> _The task_
Return all lines from the listing below in which the string "this" occurs.

> _Information shown_
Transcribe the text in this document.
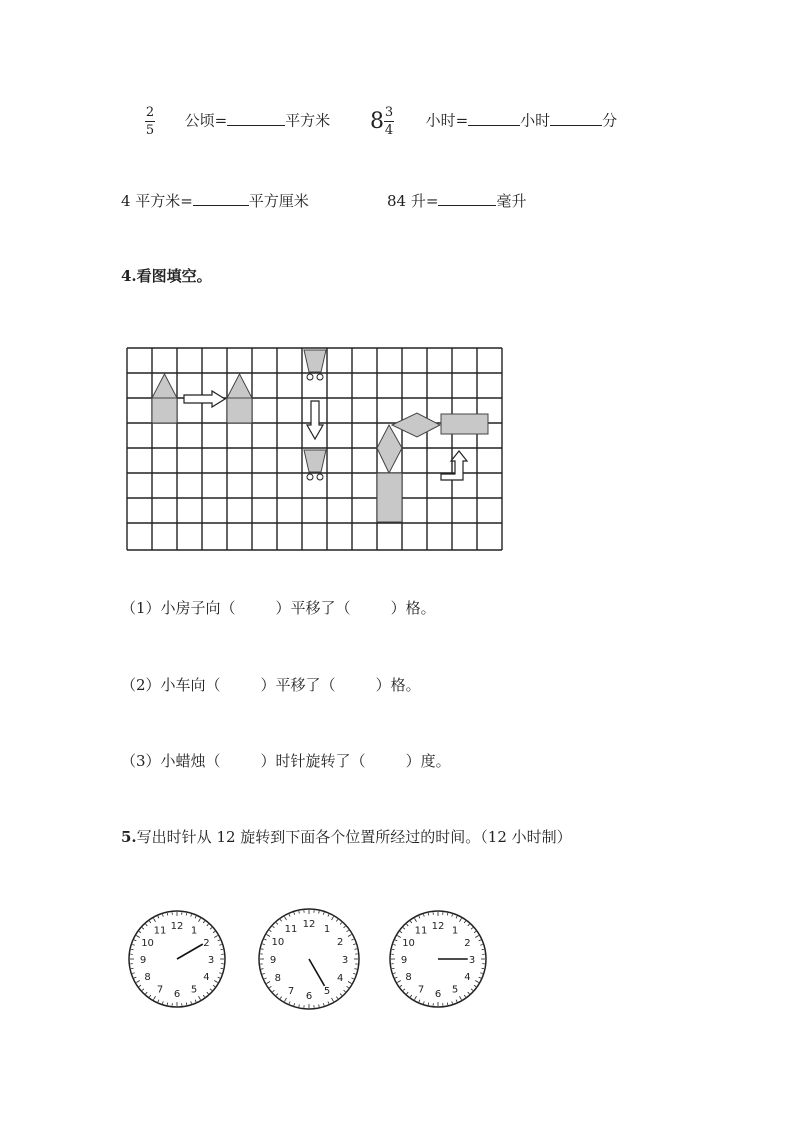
$\frac{2}{5}$ 公顷=	平方米 $8 \frac{3}{4}$ 小时=	小时	分
4 平方米=	平方厘米	84 升=	毫升
4.看图填空。
（1）小房子向（	）平移了（	）格。
（2）小车向（	）平移了（	）格。
（3）小蜡烛（	）时针旋转了（	）度。
5.写出时针从 12 旋转到下面各个位置所经过的时间。（12 小时制）
12 1
2
3
4
5
6
7
8
9
10
11
12 1
2
3
4
5
6
7
8
9
10
11	12 1
2
3
4
5
6
7
8
9
10
11
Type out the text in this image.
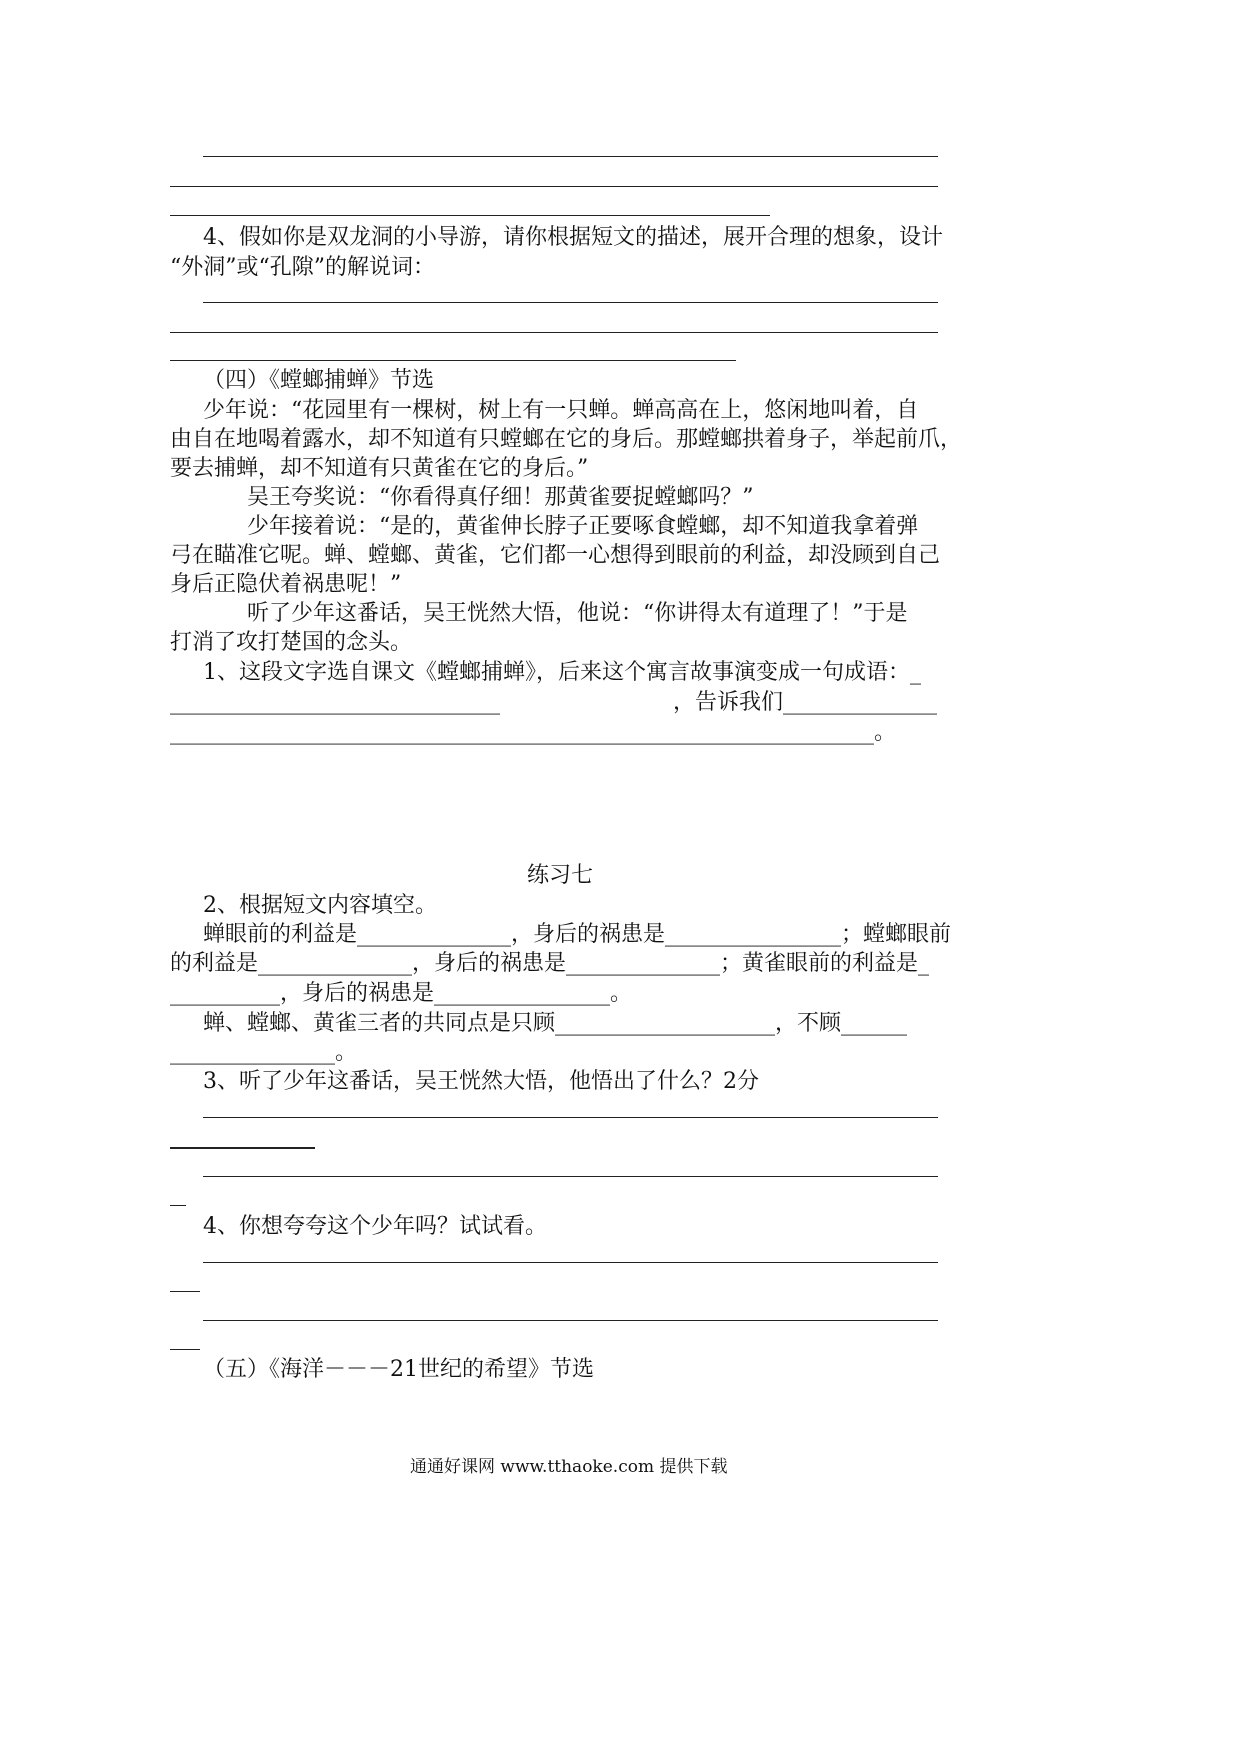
4、假如你是双龙洞的小导游，请你根据短文的描述，展开合理的想象，设计
“外洞”或“孔隙”的解说词：
（四）《螳螂捕蝉》节选
少年说：“花园里有一棵树，树上有一只蝉。蝉高高在上，悠闲地叫着，自
由自在地喝着露水，却不知道有只螳螂在它的身后。那螳螂拱着身子，举起前爪，
要去捕蝉，却不知道有只黄雀在它的身后。”
吴王夸奖说：“你看得真仔细！那黄雀要捉螳螂吗？”
少年接着说：“是的，黄雀伸长脖子正要啄食螳螂，却不知道我拿着弹
弓在瞄准它呢。蝉、螳螂、黄雀，它们都一心想得到眼前的利益，却没顾到自己
身后正隐伏着祸患呢！”
听了少年这番话，吴王恍然大悟，他说：“你讲得太有道理了！”于是
打消了攻打楚国的念头。
1、这段文字选自课文《螳螂捕蝉》，后来这个寓言故事演变成一句成语：_
______________________________	，告诉我们______________
________________________________________________________________。
练习七
2、根据短文内容填空。
蝉眼前的利益是______________，身后的祸患是________________；螳螂眼前
的利益是______________，身后的祸患是______________；黄雀眼前的利益是_
__________，身后的祸患是________________。
蝉、螳螂、黄雀三者的共同点是只顾____________________，不顾______
_______________。
3、听了少年这番话，吴王恍然大悟，他悟出了什么？2分
4、你想夸夸这个少年吗？试试看。
（五）《海洋－－－21世纪的希望》节选
通通好课网 www.tthaoke.com 提供下载
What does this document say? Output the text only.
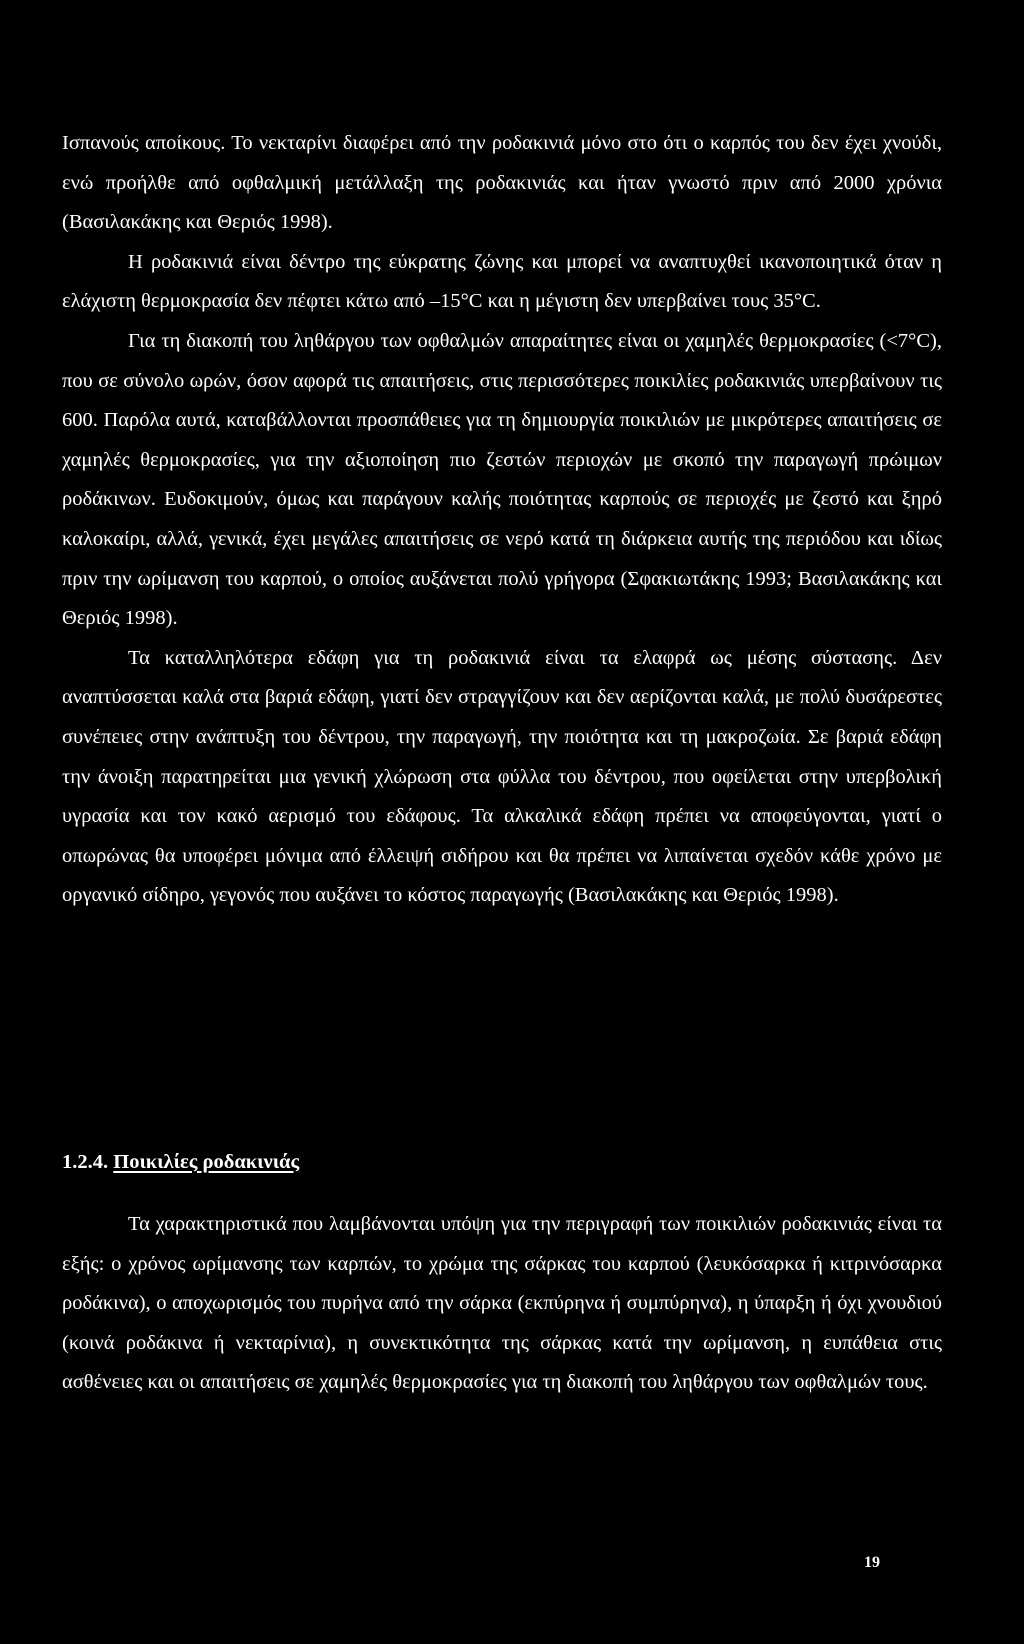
Ισπανούς αποίκους. Το νεκταρίνι διαφέρει από την ροδακινιά μόνο στο ότι ο καρπός του δεν έχει χνούδι, ενώ προήλθε από οφθαλμική μετάλλαξη της ροδακινιάς και ήταν γνωστό πριν από 2000 χρόνια (Βασιλακάκης και Θεριός 1998).

Η ροδακινιά είναι δέντρο της εύκρατης ζώνης και μπορεί να αναπτυχθεί ικανοποιητικά όταν η ελάχιστη θερμοκρασία δεν πέφτει κάτω από –15°C και η μέγιστη δεν υπερβαίνει τους 35°C.

Για τη διακοπή του ληθάργου των οφθαλμών απαραίτητες είναι οι χαμηλές θερμοκρασίες (<7°C), που σε σύνολο ωρών, όσον αφορά τις απαιτήσεις, στις περισσότερες ποικιλίες ροδακινιάς υπερβαίνουν τις 600. Παρόλα αυτά, καταβάλλονται προσπάθειες για τη δημιουργία ποικιλιών με μικρότερες απαιτήσεις σε χαμηλές θερμοκρασίες, για την αξιοποίηση πιο ζεστών περιοχών με σκοπό την παραγωγή πρώιμων ροδάκινων. Ευδοκιμούν, όμως και παράγουν καλής ποιότητας καρπούς σε περιοχές με ζεστό και ξηρό καλοκαίρι, αλλά, γενικά, έχει μεγάλες απαιτήσεις σε νερό κατά τη διάρκεια αυτής της περιόδου και ιδίως πριν την ωρίμανση του καρπού, ο οποίος αυξάνεται πολύ γρήγορα (Σφακιωτάκης 1993; Βασιλακάκης και Θεριός 1998).

Τα καταλληλότερα εδάφη για τη ροδακινιά είναι τα ελαφρά ως μέσης σύστασης. Δεν αναπτύσσεται καλά στα βαριά εδάφη, γιατί δεν στραγγίζουν και δεν αερίζονται καλά, με πολύ δυσάρεστες συνέπειες στην ανάπτυξη του δέντρου, την παραγωγή, την ποιότητα και τη μακροζωία. Σε βαριά εδάφη την άνοιξη παρατηρείται μια γενική χλώρωση στα φύλλα του δέντρου, που οφείλεται στην υπερβολική υγρασία και τον κακό αερισμό του εδάφους. Τα αλκαλικά εδάφη πρέπει να αποφεύγονται, γιατί ο οπωρώνας θα υποφέρει μόνιμα από έλλειψή σιδήρου και θα πρέπει να λιπαίνεται σχεδόν κάθε χρόνο με οργανικό σίδηρο, γεγονός που αυξάνει το κόστος παραγωγής (Βασιλακάκης και Θεριός 1998).

1.2.4. Ποικιλίες ροδακινιάς

Τα χαρακτηριστικά που λαμβάνονται υπόψη για την περιγραφή των ποικιλιών ροδακινιάς είναι τα εξής: ο χρόνος ωρίμανσης των καρπών, το χρώμα της σάρκας του καρπού (λευκόσαρκα ή κιτρινόσαρκα ροδάκινα), ο αποχωρισμός του πυρήνα από την σάρκα (εκπύρηνα ή συμπύρηνα), η ύπαρξη ή όχι χνουδιού (κοινά ροδάκινα ή νεκταρίνια), η συνεκτικότητα της σάρκας κατά την ωρίμανση, η ευπάθεια στις ασθένειες και οι απαιτήσεις σε χαμηλές θερμοκρασίες για τη διακοπή του ληθάργου των οφθαλμών τους.

19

> _Solution to the problem_
Transcribe the text in this document.
Type out the text in this image.
What does this document say? Output the text only.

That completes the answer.